- TO BE DONE -
Lines that include the word "losses" are the ones to copy.

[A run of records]
────────

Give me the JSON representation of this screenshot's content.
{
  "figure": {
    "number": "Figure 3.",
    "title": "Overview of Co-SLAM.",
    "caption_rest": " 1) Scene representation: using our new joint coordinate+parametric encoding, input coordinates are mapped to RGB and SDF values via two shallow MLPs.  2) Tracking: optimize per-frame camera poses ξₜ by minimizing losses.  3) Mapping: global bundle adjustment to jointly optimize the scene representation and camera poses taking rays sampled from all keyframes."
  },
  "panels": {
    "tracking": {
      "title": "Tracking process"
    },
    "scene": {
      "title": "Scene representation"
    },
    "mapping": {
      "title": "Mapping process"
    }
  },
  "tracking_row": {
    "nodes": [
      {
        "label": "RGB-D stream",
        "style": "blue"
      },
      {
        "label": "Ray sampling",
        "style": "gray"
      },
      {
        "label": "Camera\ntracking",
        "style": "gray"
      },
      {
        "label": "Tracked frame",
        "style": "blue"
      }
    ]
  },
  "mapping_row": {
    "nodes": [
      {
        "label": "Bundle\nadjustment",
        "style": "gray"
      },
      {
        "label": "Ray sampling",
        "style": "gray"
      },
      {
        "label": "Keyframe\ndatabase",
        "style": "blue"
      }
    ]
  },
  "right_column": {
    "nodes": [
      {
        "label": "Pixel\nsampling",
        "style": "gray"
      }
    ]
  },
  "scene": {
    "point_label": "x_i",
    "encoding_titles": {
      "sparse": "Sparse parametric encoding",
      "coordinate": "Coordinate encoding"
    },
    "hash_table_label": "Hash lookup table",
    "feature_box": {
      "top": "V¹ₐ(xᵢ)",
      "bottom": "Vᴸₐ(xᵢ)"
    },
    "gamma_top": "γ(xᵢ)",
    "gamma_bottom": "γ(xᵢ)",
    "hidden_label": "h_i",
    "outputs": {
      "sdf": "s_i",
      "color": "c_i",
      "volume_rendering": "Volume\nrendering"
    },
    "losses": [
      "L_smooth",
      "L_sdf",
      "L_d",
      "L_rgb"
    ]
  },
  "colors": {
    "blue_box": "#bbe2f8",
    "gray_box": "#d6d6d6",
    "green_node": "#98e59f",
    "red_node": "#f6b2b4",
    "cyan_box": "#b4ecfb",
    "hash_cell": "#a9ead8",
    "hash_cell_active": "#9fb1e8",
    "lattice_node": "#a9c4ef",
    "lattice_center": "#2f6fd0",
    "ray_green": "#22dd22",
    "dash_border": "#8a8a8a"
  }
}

────────

- REPLY TO THE EXERCISE -
    "caption_rest": " 1) Scene representation: using our new joint coordinate+parametric encoding, input coordinates are mapped to RGB and SDF values via two shallow MLPs.  2) Tracking: optimize per-frame camera poses ξₜ by minimizing losses.  3) Mapping: global bundle adjustment to jointly optimize the scene representation and camera poses taking rays sampled from all keyframes."
    "losses": [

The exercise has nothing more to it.